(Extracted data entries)
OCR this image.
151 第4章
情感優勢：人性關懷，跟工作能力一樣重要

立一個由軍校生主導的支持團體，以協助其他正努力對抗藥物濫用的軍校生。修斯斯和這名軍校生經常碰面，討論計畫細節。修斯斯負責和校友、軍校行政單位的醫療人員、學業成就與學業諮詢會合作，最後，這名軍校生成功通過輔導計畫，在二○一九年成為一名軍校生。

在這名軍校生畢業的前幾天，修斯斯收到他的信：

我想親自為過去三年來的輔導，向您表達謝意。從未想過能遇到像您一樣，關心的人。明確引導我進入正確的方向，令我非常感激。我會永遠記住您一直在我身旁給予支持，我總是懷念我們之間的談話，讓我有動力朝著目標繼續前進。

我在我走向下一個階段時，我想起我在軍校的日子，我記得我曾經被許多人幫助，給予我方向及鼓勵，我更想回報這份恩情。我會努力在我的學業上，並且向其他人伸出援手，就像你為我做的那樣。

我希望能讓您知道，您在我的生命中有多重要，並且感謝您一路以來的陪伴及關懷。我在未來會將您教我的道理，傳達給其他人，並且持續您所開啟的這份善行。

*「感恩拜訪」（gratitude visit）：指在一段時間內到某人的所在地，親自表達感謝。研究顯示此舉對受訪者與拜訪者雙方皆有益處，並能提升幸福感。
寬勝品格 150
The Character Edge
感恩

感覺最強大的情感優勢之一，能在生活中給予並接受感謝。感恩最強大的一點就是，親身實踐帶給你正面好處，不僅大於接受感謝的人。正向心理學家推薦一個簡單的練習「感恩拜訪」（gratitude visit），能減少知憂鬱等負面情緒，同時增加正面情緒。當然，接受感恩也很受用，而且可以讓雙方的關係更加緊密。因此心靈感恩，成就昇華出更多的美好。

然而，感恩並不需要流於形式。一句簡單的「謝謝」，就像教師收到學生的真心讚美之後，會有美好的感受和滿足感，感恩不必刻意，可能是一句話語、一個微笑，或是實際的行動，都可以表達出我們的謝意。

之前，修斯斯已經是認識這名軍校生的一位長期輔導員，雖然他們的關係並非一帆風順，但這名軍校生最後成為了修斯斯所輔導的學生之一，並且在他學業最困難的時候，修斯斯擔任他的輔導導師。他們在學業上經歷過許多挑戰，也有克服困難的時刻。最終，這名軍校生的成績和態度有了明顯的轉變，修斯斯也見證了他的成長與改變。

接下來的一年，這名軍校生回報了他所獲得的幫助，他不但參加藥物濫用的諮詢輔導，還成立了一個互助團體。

What you need to do:
Give the number of lines containing the word "gratitude". No other answer is needed.

Output for this task:
2